> WHAT TO WORK ON:
Your task is to transcribe, word for word, the line containing "Read this page and output its text content." and all lines that follow it to the end of the entries. Leave out the pictures.
***
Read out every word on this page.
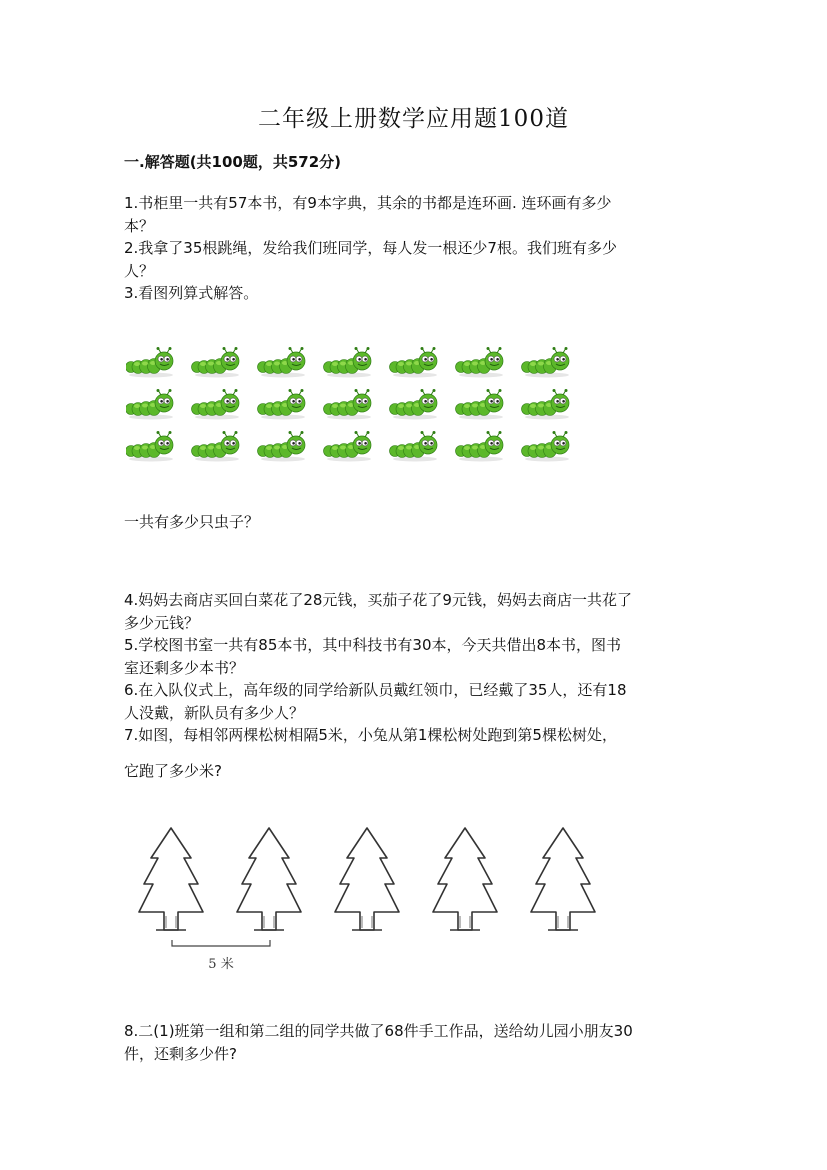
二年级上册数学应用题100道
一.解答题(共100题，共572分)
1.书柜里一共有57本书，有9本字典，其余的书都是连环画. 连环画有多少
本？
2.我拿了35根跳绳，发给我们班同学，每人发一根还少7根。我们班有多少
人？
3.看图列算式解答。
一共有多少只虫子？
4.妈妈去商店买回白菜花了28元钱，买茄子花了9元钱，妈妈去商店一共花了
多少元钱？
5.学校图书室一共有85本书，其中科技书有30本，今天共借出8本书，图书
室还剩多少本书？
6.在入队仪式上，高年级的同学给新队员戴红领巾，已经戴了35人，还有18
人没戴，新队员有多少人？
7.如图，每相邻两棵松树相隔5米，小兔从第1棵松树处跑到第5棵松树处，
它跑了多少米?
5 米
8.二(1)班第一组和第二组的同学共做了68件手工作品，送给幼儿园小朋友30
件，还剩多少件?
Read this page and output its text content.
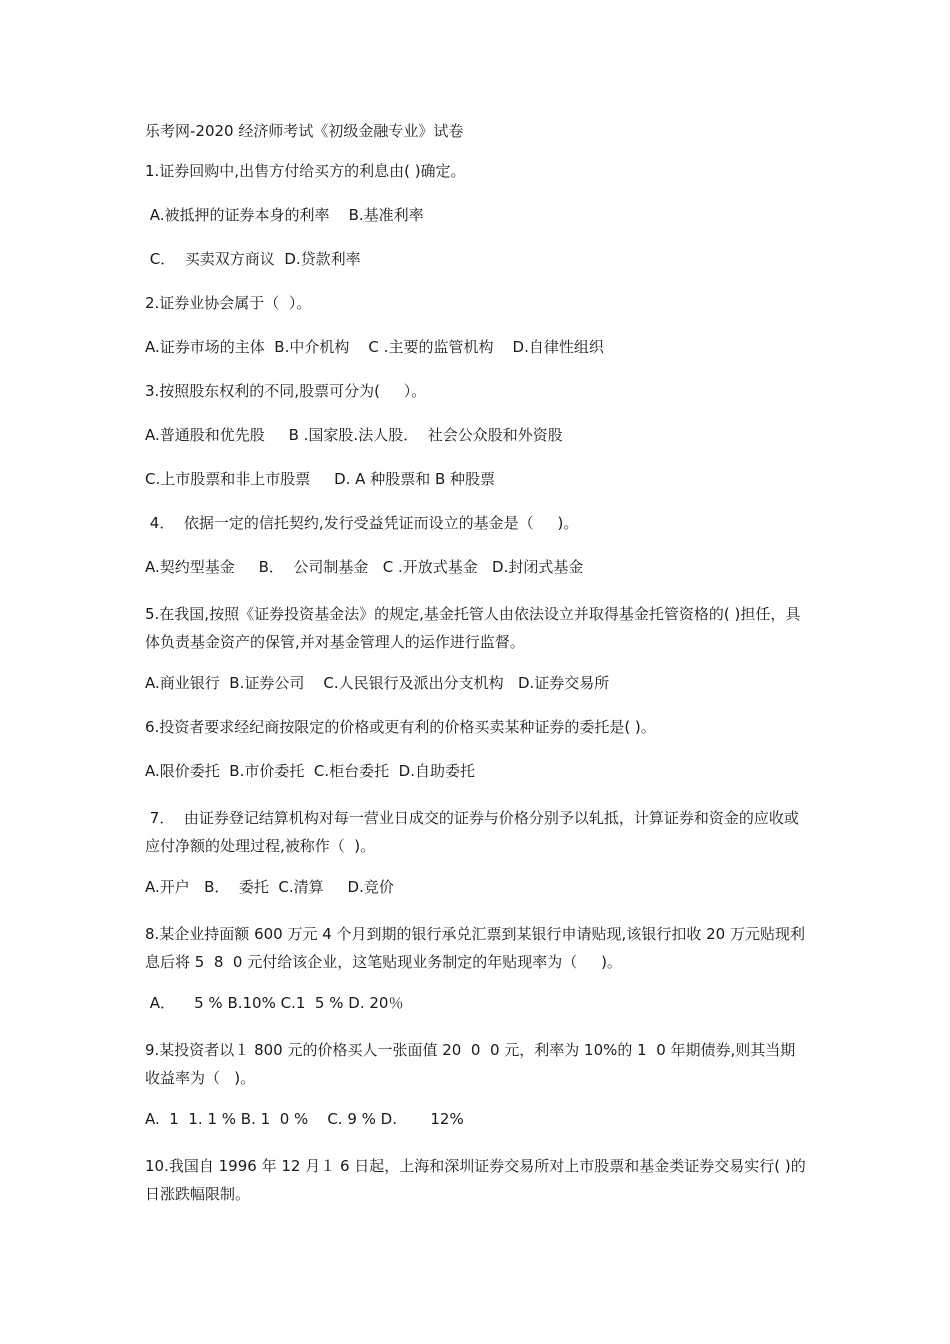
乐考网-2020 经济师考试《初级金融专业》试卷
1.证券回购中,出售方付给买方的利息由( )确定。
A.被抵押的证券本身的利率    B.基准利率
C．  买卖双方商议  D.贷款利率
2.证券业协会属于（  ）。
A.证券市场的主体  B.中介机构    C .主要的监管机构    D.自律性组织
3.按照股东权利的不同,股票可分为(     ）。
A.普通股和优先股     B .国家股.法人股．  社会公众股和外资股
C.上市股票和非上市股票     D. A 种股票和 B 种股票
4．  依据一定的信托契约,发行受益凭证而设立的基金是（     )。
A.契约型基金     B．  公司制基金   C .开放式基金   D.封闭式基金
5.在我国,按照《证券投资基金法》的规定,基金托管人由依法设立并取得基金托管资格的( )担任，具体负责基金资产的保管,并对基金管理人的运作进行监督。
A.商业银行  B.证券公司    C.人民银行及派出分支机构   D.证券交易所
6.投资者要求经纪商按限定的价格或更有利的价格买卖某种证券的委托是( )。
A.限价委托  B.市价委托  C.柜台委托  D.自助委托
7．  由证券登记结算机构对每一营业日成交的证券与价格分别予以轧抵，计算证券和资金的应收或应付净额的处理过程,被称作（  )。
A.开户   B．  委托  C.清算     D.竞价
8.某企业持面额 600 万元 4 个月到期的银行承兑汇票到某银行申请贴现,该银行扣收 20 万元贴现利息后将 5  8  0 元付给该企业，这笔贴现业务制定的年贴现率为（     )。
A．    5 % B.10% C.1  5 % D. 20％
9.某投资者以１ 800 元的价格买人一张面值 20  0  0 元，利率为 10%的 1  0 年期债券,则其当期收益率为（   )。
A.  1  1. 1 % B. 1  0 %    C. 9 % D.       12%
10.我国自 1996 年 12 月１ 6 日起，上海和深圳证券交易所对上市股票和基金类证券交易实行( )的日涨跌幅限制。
***
> ANSWER TO THE TASK:
Read this page and output its text content.
乐考网-2020 经济师考试《初级金融专业》试卷
1.证券回购中,出售方付给买方的利息由( )确定。
A.被抵押的证券本身的利率    B.基准利率
C．  买卖双方商议  D.贷款利率
2.证券业协会属于（  ）。
A.证券市场的主体  B.中介机构    C .主要的监管机构    D.自律性组织
3.按照股东权利的不同,股票可分为(     ）。
A.普通股和优先股     B .国家股.法人股．  社会公众股和外资股
C.上市股票和非上市股票     D. A 种股票和 B 种股票
4．  依据一定的信托契约,发行受益凭证而设立的基金是（     )。
A.契约型基金     B．  公司制基金   C .开放式基金   D.封闭式基金
5.在我国,按照《证券投资基金法》的规定,基金托管人由依法设立并取得基金托管资格的( )担任，具体负责基金资产的保管,并对基金管理人的运作进行监督。
A.商业银行  B.证券公司    C.人民银行及派出分支机构   D.证券交易所
6.投资者要求经纪商按限定的价格或更有利的价格买卖某种证券的委托是( )。
A.限价委托  B.市价委托  C.柜台委托  D.自助委托
7．  由证券登记结算机构对每一营业日成交的证券与价格分别予以轧抵，计算证券和资金的应收或应付净额的处理过程,被称作（  )。
A.开户   B．  委托  C.清算     D.竞价
8.某企业持面额 600 万元 4 个月到期的银行承兑汇票到某银行申请贴现,该银行扣收 20 万元贴现利息后将 5  8  0 元付给该企业，这笔贴现业务制定的年贴现率为（     )。
A．    5 % B.10% C.1  5 % D. 20％
9.某投资者以１ 800 元的价格买人一张面值 20  0  0 元，利率为 10%的 1  0 年期债券,则其当期收益率为（   )。
A.  1  1. 1 % B. 1  0 %    C. 9 % D.       12%
10.我国自 1996 年 12 月１ 6 日起，上海和深圳证券交易所对上市股票和基金类证券交易实行( )的日涨跌幅限制。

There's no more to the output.